The records
• • • • •

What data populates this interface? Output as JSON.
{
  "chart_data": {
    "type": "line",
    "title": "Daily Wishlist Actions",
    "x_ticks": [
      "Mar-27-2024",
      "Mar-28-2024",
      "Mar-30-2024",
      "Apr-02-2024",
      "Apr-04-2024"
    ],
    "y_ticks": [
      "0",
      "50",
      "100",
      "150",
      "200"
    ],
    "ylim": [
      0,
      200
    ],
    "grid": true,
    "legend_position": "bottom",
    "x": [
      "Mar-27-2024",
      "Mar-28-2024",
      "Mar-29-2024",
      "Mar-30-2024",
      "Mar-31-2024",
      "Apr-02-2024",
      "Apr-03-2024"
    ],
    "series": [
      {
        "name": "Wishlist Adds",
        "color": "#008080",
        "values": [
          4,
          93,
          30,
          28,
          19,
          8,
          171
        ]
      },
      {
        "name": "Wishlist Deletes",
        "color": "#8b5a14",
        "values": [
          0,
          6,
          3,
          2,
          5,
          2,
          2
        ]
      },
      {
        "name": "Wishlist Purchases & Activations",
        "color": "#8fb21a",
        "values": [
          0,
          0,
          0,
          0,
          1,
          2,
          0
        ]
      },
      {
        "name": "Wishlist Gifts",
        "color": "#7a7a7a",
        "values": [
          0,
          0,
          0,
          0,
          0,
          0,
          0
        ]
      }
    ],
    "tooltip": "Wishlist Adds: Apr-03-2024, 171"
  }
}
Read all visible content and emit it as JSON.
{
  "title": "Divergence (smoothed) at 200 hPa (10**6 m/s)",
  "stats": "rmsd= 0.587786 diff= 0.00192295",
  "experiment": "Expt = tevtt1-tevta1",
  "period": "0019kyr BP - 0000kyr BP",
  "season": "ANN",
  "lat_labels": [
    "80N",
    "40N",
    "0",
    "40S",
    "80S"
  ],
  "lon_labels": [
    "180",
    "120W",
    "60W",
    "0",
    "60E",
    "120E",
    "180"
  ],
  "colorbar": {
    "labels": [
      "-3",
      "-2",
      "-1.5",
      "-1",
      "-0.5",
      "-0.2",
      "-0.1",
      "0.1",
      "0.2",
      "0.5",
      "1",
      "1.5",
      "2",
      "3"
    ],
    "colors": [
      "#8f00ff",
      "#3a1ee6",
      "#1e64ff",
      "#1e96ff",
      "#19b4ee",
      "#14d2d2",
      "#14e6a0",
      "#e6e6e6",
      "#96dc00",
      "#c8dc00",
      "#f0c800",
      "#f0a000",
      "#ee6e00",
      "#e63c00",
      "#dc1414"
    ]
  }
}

• • • • •

Task prompt
Go through the listing and copy all of it exactly.

Completed exercise
What data populates this interface? Output as JSON.
{
  "chart_data": {
    "type": "line",
    "title": "Daily Wishlist Actions",
    "x_ticks": [
      "Mar-27-2024",
      "Mar-28-2024",
      "Mar-30-2024",
      "Apr-02-2024",
      "Apr-04-2024"
    ],
    "y_ticks": [
      "0",
      "50",
      "100",
      "150",
      "200"
    ],
    "ylim": [
      0,
      200
    ],
    "grid": true,
    "legend_position": "bottom",
    "x": [
      "Mar-27-2024",
      "Mar-28-2024",
      "Mar-29-2024",
      "Mar-30-2024",
      "Mar-31-2024",
      "Apr-02-2024",
      "Apr-03-2024"
    ],
    "series": [
      {
        "name": "Wishlist Adds",
        "color": "#008080",
        "values": [
          4,
          93,
          30,
          28,
          19,
          8,
          171
        ]
      },
      {
        "name": "Wishlist Deletes",
        "color": "#8b5a14",
        "values": [
          0,
          6,
          3,
          2,
          5,
          2,
          2
        ]
      },
      {
        "name": "Wishlist Purchases & Activations",
        "color": "#8fb21a",
        "values": [
          0,
          0,
          0,
          0,
          1,
          2,
          0
        ]
      },
      {
        "name": "Wishlist Gifts",
        "color": "#7a7a7a",
        "values": [
          0,
          0,
          0,
          0,
          0,
          0,
          0
        ]
      }
    ],
    "tooltip": "Wishlist Adds: Apr-03-2024, 171"
  }
}
Read all visible content and emit it as JSON.
{
  "title": "Divergence (smoothed) at 200 hPa (10**6 m/s)",
  "stats": "rmsd= 0.587786 diff= 0.00192295",
  "experiment": "Expt = tevtt1-tevta1",
  "period": "0019kyr BP - 0000kyr BP",
  "season": "ANN",
  "lat_labels": [
    "80N",
    "40N",
    "0",
    "40S",
    "80S"
  ],
  "lon_labels": [
    "180",
    "120W",
    "60W",
    "0",
    "60E",
    "120E",
    "180"
  ],
  "colorbar": {
    "labels": [
      "-3",
      "-2",
      "-1.5",
      "-1",
      "-0.5",
      "-0.2",
      "-0.1",
      "0.1",
      "0.2",
      "0.5",
      "1",
      "1.5",
      "2",
      "3"
    ],
    "colors": [
      "#8f00ff",
      "#3a1ee6",
      "#1e64ff",
      "#1e96ff",
      "#19b4ee",
      "#14d2d2",
      "#14e6a0",
      "#e6e6e6",
      "#96dc00",
      "#c8dc00",
      "#f0c800",
      "#f0a000",
      "#ee6e00",
      "#e63c00",
      "#dc1414"
    ]
  }
}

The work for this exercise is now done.